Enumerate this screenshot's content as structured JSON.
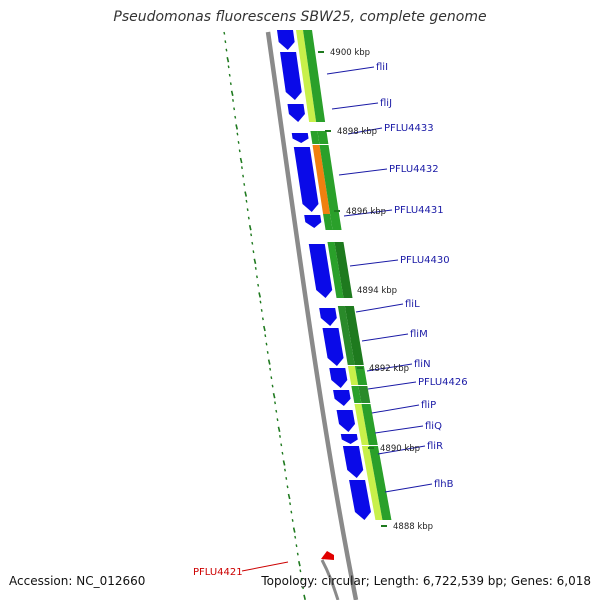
{
  "title": "Pseudomonas fluorescens SBW25, complete genome",
  "footer": {
    "accession": "Accession: NC_012660",
    "summary": "Topology: circular; Length: 6,722,539 bp; Genes: 6,018"
  },
  "colors": {
    "cds": "#0a0ae8",
    "backbone": "#8a8a8a",
    "gc_green": "#2aa02a",
    "gc_light": "#c8f04a",
    "gc_orange": "#f08010",
    "tick": "#1f7a1f",
    "label": "#1a1aa6",
    "highlight": "#cc0000"
  },
  "genes": [
    {
      "label": "fliI"
    },
    {
      "label": "fliJ"
    },
    {
      "label": "PFLU4433"
    },
    {
      "label": "PFLU4432"
    },
    {
      "label": "PFLU4431"
    },
    {
      "label": "PFLU4430"
    },
    {
      "label": "fliL"
    },
    {
      "label": "fliM"
    },
    {
      "label": "fliN"
    },
    {
      "label": "PFLU4426"
    },
    {
      "label": "fliP"
    },
    {
      "label": "fliQ"
    },
    {
      "label": "fliR"
    },
    {
      "label": "flhB"
    }
  ],
  "highlight_gene": {
    "label": "PFLU4421"
  },
  "scale_ticks": [
    "4900 kbp",
    "4898 kbp",
    "4896 kbp",
    "4894 kbp",
    "4892 kbp",
    "4890 kbp",
    "4888 kbp"
  ]
}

* * * * * * * * *

WHAT NEEDS TO BE DONE.
Drop the pictures, then repeat the material word for word.

RESULT.
Enumerate this screenshot's content as structured JSON.
{
  "title": "Pseudomonas fluorescens SBW25, complete genome",
  "footer": {
    "accession": "Accession: NC_012660",
    "summary": "Topology: circular; Length: 6,722,539 bp; Genes: 6,018"
  },
  "colors": {
    "cds": "#0a0ae8",
    "backbone": "#8a8a8a",
    "gc_green": "#2aa02a",
    "gc_light": "#c8f04a",
    "gc_orange": "#f08010",
    "tick": "#1f7a1f",
    "label": "#1a1aa6",
    "highlight": "#cc0000"
  },
  "genes": [
    {
      "label": "fliI"
    },
    {
      "label": "fliJ"
    },
    {
      "label": "PFLU4433"
    },
    {
      "label": "PFLU4432"
    },
    {
      "label": "PFLU4431"
    },
    {
      "label": "PFLU4430"
    },
    {
      "label": "fliL"
    },
    {
      "label": "fliM"
    },
    {
      "label": "fliN"
    },
    {
      "label": "PFLU4426"
    },
    {
      "label": "fliP"
    },
    {
      "label": "fliQ"
    },
    {
      "label": "fliR"
    },
    {
      "label": "flhB"
    }
  ],
  "highlight_gene": {
    "label": "PFLU4421"
  },
  "scale_ticks": [
    "4900 kbp",
    "4898 kbp",
    "4896 kbp",
    "4894 kbp",
    "4892 kbp",
    "4890 kbp",
    "4888 kbp"
  ]
}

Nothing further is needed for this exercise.